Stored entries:
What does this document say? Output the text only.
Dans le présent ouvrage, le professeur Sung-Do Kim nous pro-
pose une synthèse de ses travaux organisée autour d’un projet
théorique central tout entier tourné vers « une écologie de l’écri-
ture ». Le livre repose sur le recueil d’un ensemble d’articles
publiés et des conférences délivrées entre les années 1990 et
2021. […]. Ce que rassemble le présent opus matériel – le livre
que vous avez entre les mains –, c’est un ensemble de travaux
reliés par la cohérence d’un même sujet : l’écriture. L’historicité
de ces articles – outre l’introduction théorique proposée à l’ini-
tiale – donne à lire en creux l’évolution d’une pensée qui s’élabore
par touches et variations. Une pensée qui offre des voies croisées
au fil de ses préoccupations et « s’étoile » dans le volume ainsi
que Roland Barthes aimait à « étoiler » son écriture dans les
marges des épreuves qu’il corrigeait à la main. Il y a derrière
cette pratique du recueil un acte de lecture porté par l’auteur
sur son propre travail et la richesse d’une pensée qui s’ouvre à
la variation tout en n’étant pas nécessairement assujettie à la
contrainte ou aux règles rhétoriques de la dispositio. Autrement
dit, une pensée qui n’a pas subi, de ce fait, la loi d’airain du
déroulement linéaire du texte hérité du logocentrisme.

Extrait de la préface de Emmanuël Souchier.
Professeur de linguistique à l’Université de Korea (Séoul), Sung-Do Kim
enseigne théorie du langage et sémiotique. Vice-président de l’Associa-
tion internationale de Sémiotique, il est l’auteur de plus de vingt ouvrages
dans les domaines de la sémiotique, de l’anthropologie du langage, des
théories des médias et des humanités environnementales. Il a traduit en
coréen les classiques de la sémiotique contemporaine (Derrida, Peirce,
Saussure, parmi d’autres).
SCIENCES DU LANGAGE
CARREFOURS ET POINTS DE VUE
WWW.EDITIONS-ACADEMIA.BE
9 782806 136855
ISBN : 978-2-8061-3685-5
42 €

## DIRECTIONS FOR THIS TASK
Every line of the listing that holds "livre" should be found and copied.

## SOLVED EXERCISE
ture ». Le livre repose sur le recueil d’un ensemble d’articles
2021. […]. Ce que rassemble le présent opus matériel – le livre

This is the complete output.